## Material to process
§
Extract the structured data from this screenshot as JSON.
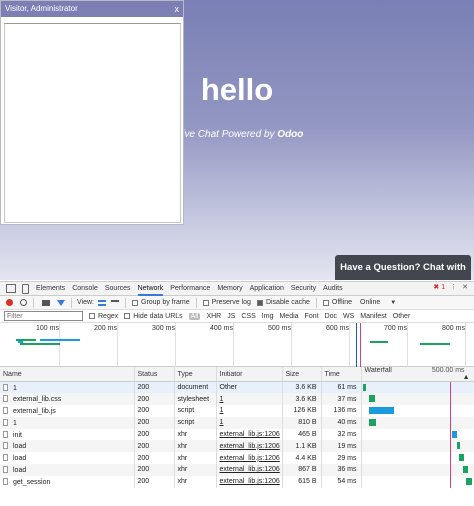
{
  "chat_window": {
    "title": "Visitor, Administrator",
    "close_glyph": "x"
  },
  "hero": {
    "title": "hello",
    "subtitle_prefix": "ate Live Chat Powered by ",
    "subtitle_brand": "Odoo"
  },
  "chat_button": {
    "label": "Have a Question? Chat with us."
  },
  "devtools": {
    "tabs": [
      "Elements",
      "Console",
      "Sources",
      "Network",
      "Performance",
      "Memory",
      "Application",
      "Security",
      "Audits"
    ],
    "active_tab": "Network",
    "error_count": "1",
    "toolbar": {
      "view_label": "View:",
      "group_by_frame": "Group by frame",
      "preserve_log": "Preserve log",
      "disable_cache": "Disable cache",
      "offline": "Offline",
      "online": "Online"
    },
    "filter": {
      "placeholder": "Filter",
      "regex": "Regex",
      "hide_data_urls": "Hide data URLs",
      "types": [
        "All",
        "XHR",
        "JS",
        "CSS",
        "Img",
        "Media",
        "Font",
        "Doc",
        "WS",
        "Manifest",
        "Other"
      ]
    },
    "overview_ticks": [
      "100 ms",
      "200 ms",
      "300 ms",
      "400 ms",
      "500 ms",
      "600 ms",
      "700 ms",
      "800 ms"
    ],
    "columns": {
      "name": "Name",
      "status": "Status",
      "type": "Type",
      "initiator": "Initiator",
      "size": "Size",
      "time": "Time",
      "waterfall": "Waterfall",
      "waterfall_time": "500.00 ms"
    },
    "requests": [
      {
        "name": "1",
        "status": "200",
        "type": "document",
        "initiator": "Other",
        "size": "3.6 KB",
        "time": "61 ms",
        "wf_start": 0.0,
        "wf_len": 0.03,
        "wf_color": "#1aa260"
      },
      {
        "name": "external_lib.css",
        "status": "200",
        "type": "stylesheet",
        "initiator": "1",
        "size": "3.6 KB",
        "time": "37 ms",
        "wf_start": 0.06,
        "wf_len": 0.05,
        "wf_color": "#1aa260"
      },
      {
        "name": "external_lib.js",
        "status": "200",
        "type": "script",
        "initiator": "1",
        "size": "126 KB",
        "time": "136 ms",
        "wf_start": 0.06,
        "wf_len": 0.23,
        "wf_color": "#1a9be0"
      },
      {
        "name": "1",
        "status": "200",
        "type": "script",
        "initiator": "1",
        "size": "810 B",
        "time": "40 ms",
        "wf_start": 0.06,
        "wf_len": 0.06,
        "wf_color": "#1aa260"
      },
      {
        "name": "init",
        "status": "200",
        "type": "xhr",
        "initiator": "external_lib.js:1206",
        "size": "465 B",
        "time": "32 ms",
        "wf_start": 0.81,
        "wf_len": 0.05,
        "wf_color": "#1a9be0"
      },
      {
        "name": "load",
        "status": "200",
        "type": "xhr",
        "initiator": "external_lib.js:1206",
        "size": "1.1 KB",
        "time": "19 ms",
        "wf_start": 0.86,
        "wf_len": 0.03,
        "wf_color": "#1aa260"
      },
      {
        "name": "load",
        "status": "200",
        "type": "xhr",
        "initiator": "external_lib.js:1206",
        "size": "4.4 KB",
        "time": "29 ms",
        "wf_start": 0.88,
        "wf_len": 0.04,
        "wf_color": "#1aa260"
      },
      {
        "name": "load",
        "status": "200",
        "type": "xhr",
        "initiator": "external_lib.js:1206",
        "size": "867 B",
        "time": "36 ms",
        "wf_start": 0.91,
        "wf_len": 0.05,
        "wf_color": "#1aa260"
      },
      {
        "name": "get_session",
        "status": "200",
        "type": "xhr",
        "initiator": "external_lib.js:1206",
        "size": "615 B",
        "time": "54 ms",
        "wf_start": 0.94,
        "wf_len": 0.06,
        "wf_color": "#1aa260"
      }
    ]
  }
}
§
## What you are asked to do
Copy every line of the listing that contains the word "data".

## Worked solution
Extract the structured data from this screenshot as JSON.
      "hide_data_urls": "Hide data URLs",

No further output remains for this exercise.